--- Problem to work on ---
Return all the entries exactly, keeping pictures out.

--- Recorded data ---
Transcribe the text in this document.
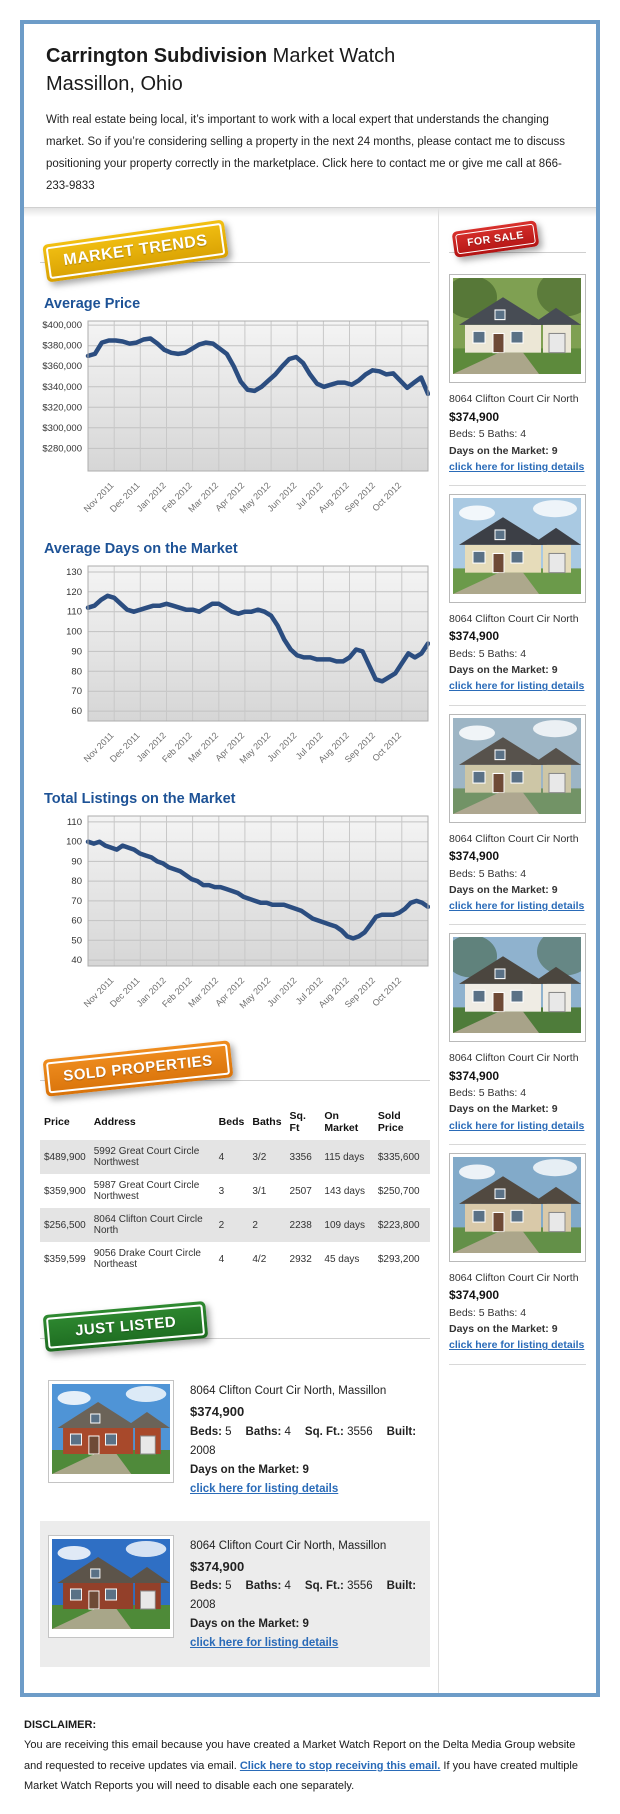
Carrington Subdivision Market Watch
Massillon, Ohio

With real estate being local, it’s important to work with a local expert that understands the changing market. So if you’re considering selling a property in the next 24 months, please contact me to discuss positioning your property correctly in the marketplace. Click here to contact me or give me call at 866-233-9833

MARKET TRENDS
Average Price
$400,000
$380,000
$360,000
$340,000
$320,000
$300,000
$280,000
Nov 2011
Dec 2011
Jan 2012
Feb 2012
Mar 2012
Apr 2012
May 2012
Jun 2012
Jul 2012
Aug 2012
Sep 2012
Oct 2012
Average Days on the Market
130
120
110
100
90
80
70
60
Nov 2011
Dec 2011
Jan 2012
Feb 2012
Mar 2012
Apr 2012
May 2012
Jun 2012
Jul 2012
Aug 2012
Sep 2012
Oct 2012
Total Listings on the Market
110
100
90
80
70
60
50
40
Nov 2011
Dec 2011
Jan 2012
Feb 2012
Mar 2012
Apr 2012
May 2012
Jun 2012
Jul 2012
Aug 2012
Sep 2012
Oct 2012
SOLD PROPERTIES
Price	Address	Beds	Baths	Sq. Ft	On Market	Sold Price
$489,900	5992 Great Court Circle Northwest	4	3/2	3356	115 days	$335,600
$359,900	5987 Great Court Circle Northwest	3	3/1	2507	143 days	$250,700
$256,500	8064 Clifton Court Circle North	2	2	2238	109 days	$223,800
$359,599	9056 Drake Court Circle Northeast	4	4/2	2932	45 days	$293,200
JUST LISTED
8064 Clifton Court Cir North, Massillon
$374,900
Beds: 5 Baths: 4 Sq. Ft.: 3556 Built: 2008
Days on the Market: 9
click here for listing details
8064 Clifton Court Cir North, Massillon
$374,900
Beds: 5 Baths: 4 Sq. Ft.: 3556 Built: 2008
Days on the Market: 9
click here for listing details
FOR SALE
8064 Clifton Court Cir North
$374,900
Beds: 5 Baths: 4
Days on the Market: 9
click here for listing details
8064 Clifton Court Cir North
$374,900
Beds: 5 Baths: 4
Days on the Market: 9
click here for listing details
8064 Clifton Court Cir North
$374,900
Beds: 5 Baths: 4
Days on the Market: 9
click here for listing details
8064 Clifton Court Cir North
$374,900
Beds: 5 Baths: 4
Days on the Market: 9
click here for listing details
8064 Clifton Court Cir North
$374,900
Beds: 5 Baths: 4
Days on the Market: 9
click here for listing details
DISCLAIMER:

You are receiving this email because you have created a Market Watch Report on the Delta Media Group website and requested to receive updates via email. Click here to stop receiving this email. If you have created multiple Market Watch Reports you will need to disable each one separately.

--- Correct response ---
Transcribe the text in this document.
Carrington Subdivision Market Watch
Massillon, Ohio

With real estate being local, it’s important to work with a local expert that understands the changing market. So if you’re considering selling a property in the next 24 months, please contact me to discuss positioning your property correctly in the marketplace. Click here to contact me or give me call at 866-233-9833

MARKET TRENDS
Average Price
$400,000
$380,000
$360,000
$340,000
$320,000
$300,000
$280,000
Nov 2011
Dec 2011
Jan 2012
Feb 2012
Mar 2012
Apr 2012
May 2012
Jun 2012
Jul 2012
Aug 2012
Sep 2012
Oct 2012
Average Days on the Market
130
120
110
100
90
80
70
60
Nov 2011
Dec 2011
Jan 2012
Feb 2012
Mar 2012
Apr 2012
May 2012
Jun 2012
Jul 2012
Aug 2012
Sep 2012
Oct 2012
Total Listings on the Market
110
100
90
80
70
60
50
40
Nov 2011
Dec 2011
Jan 2012
Feb 2012
Mar 2012
Apr 2012
May 2012
Jun 2012
Jul 2012
Aug 2012
Sep 2012
Oct 2012
SOLD PROPERTIES
Price	Address	Beds	Baths	Sq. Ft	On Market	Sold Price
$489,900	5992 Great Court Circle Northwest	4	3/2	3356	115 days	$335,600
$359,900	5987 Great Court Circle Northwest	3	3/1	2507	143 days	$250,700
$256,500	8064 Clifton Court Circle North	2	2	2238	109 days	$223,800
$359,599	9056 Drake Court Circle Northeast	4	4/2	2932	45 days	$293,200
JUST LISTED
8064 Clifton Court Cir North, Massillon
$374,900
Beds: 5 Baths: 4 Sq. Ft.: 3556 Built: 2008
Days on the Market: 9
click here for listing details
8064 Clifton Court Cir North, Massillon
$374,900
Beds: 5 Baths: 4 Sq. Ft.: 3556 Built: 2008
Days on the Market: 9
click here for listing details
FOR SALE
8064 Clifton Court Cir North
$374,900
Beds: 5 Baths: 4
Days on the Market: 9
click here for listing details
8064 Clifton Court Cir North
$374,900
Beds: 5 Baths: 4
Days on the Market: 9
click here for listing details
8064 Clifton Court Cir North
$374,900
Beds: 5 Baths: 4
Days on the Market: 9
click here for listing details
8064 Clifton Court Cir North
$374,900
Beds: 5 Baths: 4
Days on the Market: 9
click here for listing details
8064 Clifton Court Cir North
$374,900
Beds: 5 Baths: 4
Days on the Market: 9
click here for listing details
DISCLAIMER:

You are receiving this email because you have created a Market Watch Report on the Delta Media Group website and requested to receive updates via email. Click here to stop receiving this email. If you have created multiple Market Watch Reports you will need to disable each one separately.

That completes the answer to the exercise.